··· Supplied data
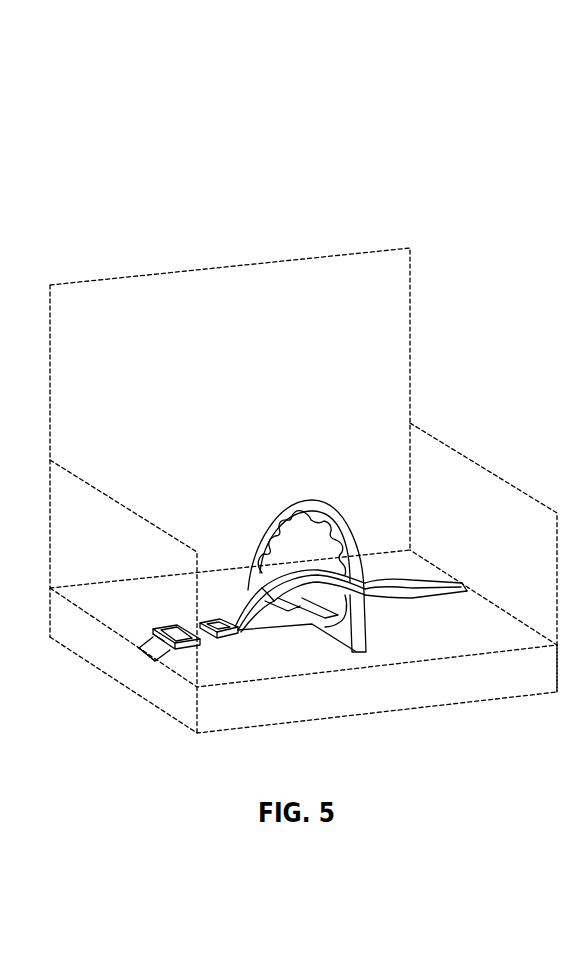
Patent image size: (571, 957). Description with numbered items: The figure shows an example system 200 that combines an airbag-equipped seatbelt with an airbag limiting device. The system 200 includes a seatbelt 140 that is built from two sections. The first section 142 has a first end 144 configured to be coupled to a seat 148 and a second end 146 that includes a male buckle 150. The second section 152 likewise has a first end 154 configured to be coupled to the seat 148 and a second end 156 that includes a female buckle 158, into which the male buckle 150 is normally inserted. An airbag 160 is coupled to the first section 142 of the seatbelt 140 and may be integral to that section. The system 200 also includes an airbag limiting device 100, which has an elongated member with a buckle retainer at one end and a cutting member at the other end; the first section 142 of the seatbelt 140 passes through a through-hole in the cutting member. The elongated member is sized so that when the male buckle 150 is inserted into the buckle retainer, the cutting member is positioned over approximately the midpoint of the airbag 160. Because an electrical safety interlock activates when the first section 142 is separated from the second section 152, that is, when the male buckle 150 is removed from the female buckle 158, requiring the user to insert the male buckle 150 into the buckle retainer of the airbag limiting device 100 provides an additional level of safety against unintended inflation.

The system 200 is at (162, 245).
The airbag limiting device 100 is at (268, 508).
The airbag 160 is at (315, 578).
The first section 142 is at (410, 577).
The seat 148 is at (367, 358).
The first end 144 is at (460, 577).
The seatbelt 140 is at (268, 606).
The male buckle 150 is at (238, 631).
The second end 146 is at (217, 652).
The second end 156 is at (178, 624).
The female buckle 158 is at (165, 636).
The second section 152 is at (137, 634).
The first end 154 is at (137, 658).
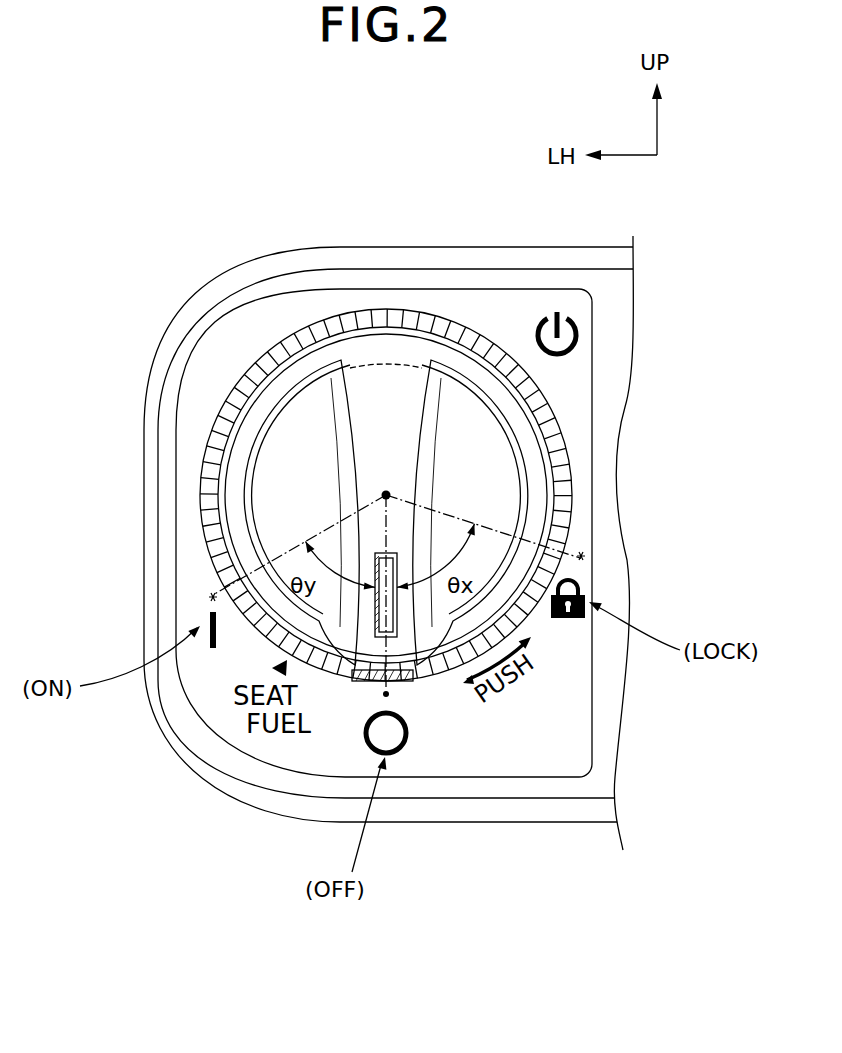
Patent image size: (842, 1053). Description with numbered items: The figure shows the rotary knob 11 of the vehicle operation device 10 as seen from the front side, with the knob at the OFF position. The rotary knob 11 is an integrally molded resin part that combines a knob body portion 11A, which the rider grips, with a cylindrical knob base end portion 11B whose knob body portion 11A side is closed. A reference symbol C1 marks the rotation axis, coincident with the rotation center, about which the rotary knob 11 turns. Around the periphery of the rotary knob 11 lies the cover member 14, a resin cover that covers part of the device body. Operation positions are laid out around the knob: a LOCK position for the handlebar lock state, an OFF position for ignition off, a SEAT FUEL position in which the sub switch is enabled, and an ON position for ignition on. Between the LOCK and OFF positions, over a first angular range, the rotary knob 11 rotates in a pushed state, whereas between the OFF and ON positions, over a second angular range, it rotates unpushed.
······
• [Exercise brief]
Give every line of text from the entries above as a JSON list of strings, one string per line, with blank lines left out. Leave the pictures out of your answer.

• [The output]
[
  "Patent image size: (571, 957). Description with numbered items: The figure shows an example system 200 that combines an airbag-equipped seatbelt with an airbag limiting device. The system 200 includes a seatbelt 140 that is built from two sections. The first section 142 has a first end 144 configured to be coupled to a seat 148 and a second end 146 that includes a male buckle 150. The second section 152 likewise has a first end 154 configured to be coupled to the seat 148 and a second end 156 that includes a female buckle 158, into which the male buckle 150 is normally inserted. An airbag 160 is coupled to the first section 142 of the seatbelt 140 and may be integral to that section. The system 200 also includes an airbag limiting device 100, which has an elongated member with a buckle retainer at one end and a cutting member at the other end; the first section 142 of the seatbelt 140 passes through a through-hole in the cutting member. The elongated member is sized so that when the male buckle 150 is inserted into the buckle retainer, the cutting member is positioned over approximately the midpoint of the airbag 160. Because an electrical safety interlock activates when the first section 142 is separated from the second section 152, that is, when the male buckle 150 is removed from the female buckle 158, requiring the user to insert the male buckle 150 into the buckle retainer of the airbag limiting device 100 provides an additional level of safety against unintended inflation.",
  "The system 200 is at (162, 245).",
  "The airbag limiting device 100 is at (268, 508).",
  "The airbag 160 is at (315, 578).",
  "The first section 142 is at (410, 577).",
  "The seat 148 is at (367, 358).",
  "The first end 144 is at (460, 577).",
  "The seatbelt 140 is at (268, 606).",
  "The male buckle 150 is at (238, 631).",
  "The second end 146 is at (217, 652).",
  "The second end 156 is at (178, 624).",
  "The female buckle 158 is at (165, 636).",
  "The second section 152 is at (137, 634).",
  "The first end 154 is at (137, 658).",
  "Patent image size: (842, 1053). Description with numbered items: The figure shows the rotary knob 11 of the vehicle operation device 10 as seen from the front side, with the knob at the OFF position. The rotary knob 11 is an integrally molded resin part that combines a knob body portion 11A, which the rider grips, with a cylindrical knob base end portion 11B whose knob body portion 11A side is closed. A reference symbol C1 marks the rotation axis, coincident with the rotation center, about which the rotary knob 11 turns. Around the periphery of the rotary knob 11 lies the cover member 14, a resin cover that covers part of the device body. Operation positions are laid out around the knob: a LOCK position for the handlebar lock state, an OFF position for ignition off, a SEAT FUEL position in which the sub switch is enabled, and an ON position for ignition on. Between the LOCK and OFF positions, over a first angular range, the rotary knob 11 rotates in a pushed state, whereas between the OFF and ON positions, over a second angular range, it rotates unpushed."
]